-- Start Supplied entries --
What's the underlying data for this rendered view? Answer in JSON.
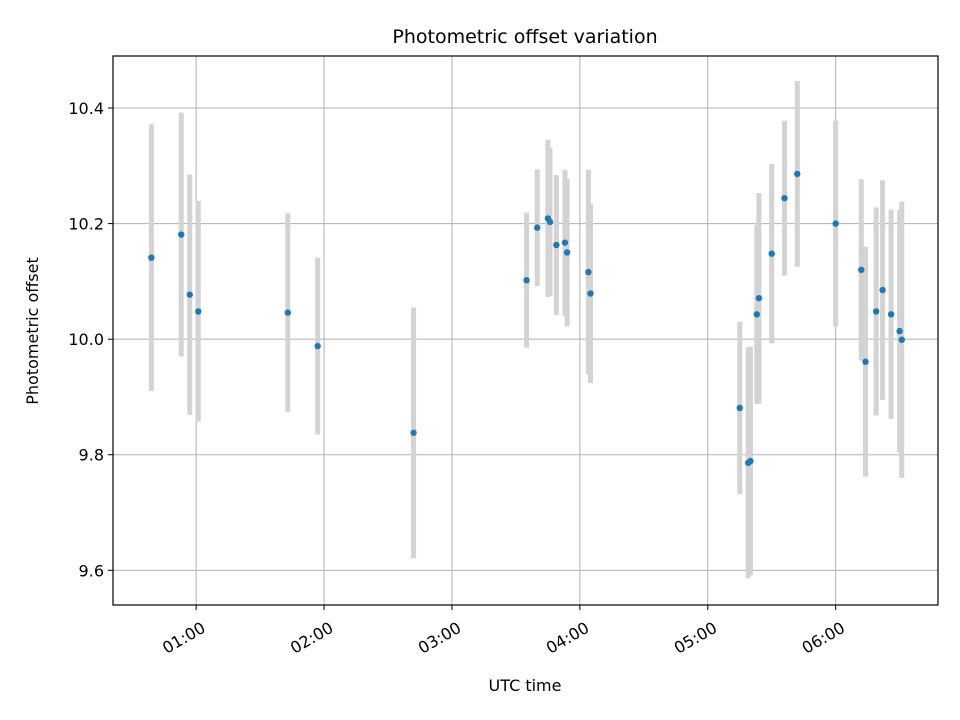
{
  "chart_data": {
    "type": "scatter",
    "title": "Photometric offset variation",
    "xlabel": "UTC time",
    "ylabel": "Photometric offset",
    "x_axis_kind": "time",
    "x_unit": "UTC hh:mm",
    "xlim": [
      "00:21",
      "06:48"
    ],
    "ylim": [
      9.54,
      10.49
    ],
    "grid": true,
    "x_ticks": [
      "01:00",
      "02:00",
      "03:00",
      "04:00",
      "05:00",
      "06:00"
    ],
    "y_ticks": [
      9.6,
      9.8,
      10.0,
      10.2,
      10.4
    ],
    "colors": {
      "point": "#1f77b4",
      "errorbar": "#d3d3d3",
      "grid": "#b0b0b0",
      "axes": "#000000"
    },
    "points": [
      {
        "t": "00:39",
        "y": 10.141,
        "err": 0.231
      },
      {
        "t": "00:53",
        "y": 10.181,
        "err": 0.211
      },
      {
        "t": "00:57",
        "y": 10.077,
        "err": 0.208
      },
      {
        "t": "01:01",
        "y": 10.048,
        "err": 0.191
      },
      {
        "t": "01:43",
        "y": 10.046,
        "err": 0.172
      },
      {
        "t": "01:57",
        "y": 9.988,
        "err": 0.153
      },
      {
        "t": "02:42",
        "y": 9.838,
        "err": 0.217
      },
      {
        "t": "03:35",
        "y": 10.102,
        "err": 0.117
      },
      {
        "t": "03:40",
        "y": 10.193,
        "err": 0.101
      },
      {
        "t": "03:45",
        "y": 10.209,
        "err": 0.136
      },
      {
        "t": "03:46",
        "y": 10.203,
        "err": 0.128
      },
      {
        "t": "03:49",
        "y": 10.163,
        "err": 0.121
      },
      {
        "t": "03:53",
        "y": 10.167,
        "err": 0.126
      },
      {
        "t": "03:54",
        "y": 10.15,
        "err": 0.128
      },
      {
        "t": "04:04",
        "y": 10.116,
        "err": 0.177
      },
      {
        "t": "04:05",
        "y": 10.079,
        "err": 0.155
      },
      {
        "t": "05:15",
        "y": 9.881,
        "err": 0.149
      },
      {
        "t": "05:19",
        "y": 9.786,
        "err": 0.2
      },
      {
        "t": "05:20",
        "y": 9.789,
        "err": 0.198
      },
      {
        "t": "05:23",
        "y": 10.043,
        "err": 0.155
      },
      {
        "t": "05:24",
        "y": 10.071,
        "err": 0.182
      },
      {
        "t": "05:30",
        "y": 10.148,
        "err": 0.155
      },
      {
        "t": "05:36",
        "y": 10.244,
        "err": 0.134
      },
      {
        "t": "05:42",
        "y": 10.286,
        "err": 0.161
      },
      {
        "t": "06:00",
        "y": 10.2,
        "err": 0.178
      },
      {
        "t": "06:12",
        "y": 10.12,
        "err": 0.157
      },
      {
        "t": "06:14",
        "y": 9.961,
        "err": 0.199
      },
      {
        "t": "06:19",
        "y": 10.048,
        "err": 0.18
      },
      {
        "t": "06:22",
        "y": 10.085,
        "err": 0.19
      },
      {
        "t": "06:26",
        "y": 10.043,
        "err": 0.181
      },
      {
        "t": "06:30",
        "y": 10.014,
        "err": 0.21
      },
      {
        "t": "06:31",
        "y": 9.999,
        "err": 0.239
      }
    ]
  }
}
-- End Supplied entries --
Written problem.
Each entry above should be reproduced exactly, with the pictures removed.

Exercise result.
What's the underlying data for this rendered view? Answer in JSON.
{
  "chart_data": {
    "type": "scatter",
    "title": "Photometric offset variation",
    "xlabel": "UTC time",
    "ylabel": "Photometric offset",
    "x_axis_kind": "time",
    "x_unit": "UTC hh:mm",
    "xlim": [
      "00:21",
      "06:48"
    ],
    "ylim": [
      9.54,
      10.49
    ],
    "grid": true,
    "x_ticks": [
      "01:00",
      "02:00",
      "03:00",
      "04:00",
      "05:00",
      "06:00"
    ],
    "y_ticks": [
      9.6,
      9.8,
      10.0,
      10.2,
      10.4
    ],
    "colors": {
      "point": "#1f77b4",
      "errorbar": "#d3d3d3",
      "grid": "#b0b0b0",
      "axes": "#000000"
    },
    "points": [
      {
        "t": "00:39",
        "y": 10.141,
        "err": 0.231
      },
      {
        "t": "00:53",
        "y": 10.181,
        "err": 0.211
      },
      {
        "t": "00:57",
        "y": 10.077,
        "err": 0.208
      },
      {
        "t": "01:01",
        "y": 10.048,
        "err": 0.191
      },
      {
        "t": "01:43",
        "y": 10.046,
        "err": 0.172
      },
      {
        "t": "01:57",
        "y": 9.988,
        "err": 0.153
      },
      {
        "t": "02:42",
        "y": 9.838,
        "err": 0.217
      },
      {
        "t": "03:35",
        "y": 10.102,
        "err": 0.117
      },
      {
        "t": "03:40",
        "y": 10.193,
        "err": 0.101
      },
      {
        "t": "03:45",
        "y": 10.209,
        "err": 0.136
      },
      {
        "t": "03:46",
        "y": 10.203,
        "err": 0.128
      },
      {
        "t": "03:49",
        "y": 10.163,
        "err": 0.121
      },
      {
        "t": "03:53",
        "y": 10.167,
        "err": 0.126
      },
      {
        "t": "03:54",
        "y": 10.15,
        "err": 0.128
      },
      {
        "t": "04:04",
        "y": 10.116,
        "err": 0.177
      },
      {
        "t": "04:05",
        "y": 10.079,
        "err": 0.155
      },
      {
        "t": "05:15",
        "y": 9.881,
        "err": 0.149
      },
      {
        "t": "05:19",
        "y": 9.786,
        "err": 0.2
      },
      {
        "t": "05:20",
        "y": 9.789,
        "err": 0.198
      },
      {
        "t": "05:23",
        "y": 10.043,
        "err": 0.155
      },
      {
        "t": "05:24",
        "y": 10.071,
        "err": 0.182
      },
      {
        "t": "05:30",
        "y": 10.148,
        "err": 0.155
      },
      {
        "t": "05:36",
        "y": 10.244,
        "err": 0.134
      },
      {
        "t": "05:42",
        "y": 10.286,
        "err": 0.161
      },
      {
        "t": "06:00",
        "y": 10.2,
        "err": 0.178
      },
      {
        "t": "06:12",
        "y": 10.12,
        "err": 0.157
      },
      {
        "t": "06:14",
        "y": 9.961,
        "err": 0.199
      },
      {
        "t": "06:19",
        "y": 10.048,
        "err": 0.18
      },
      {
        "t": "06:22",
        "y": 10.085,
        "err": 0.19
      },
      {
        "t": "06:26",
        "y": 10.043,
        "err": 0.181
      },
      {
        "t": "06:30",
        "y": 10.014,
        "err": 0.21
      },
      {
        "t": "06:31",
        "y": 9.999,
        "err": 0.239
      }
    ]
  }
}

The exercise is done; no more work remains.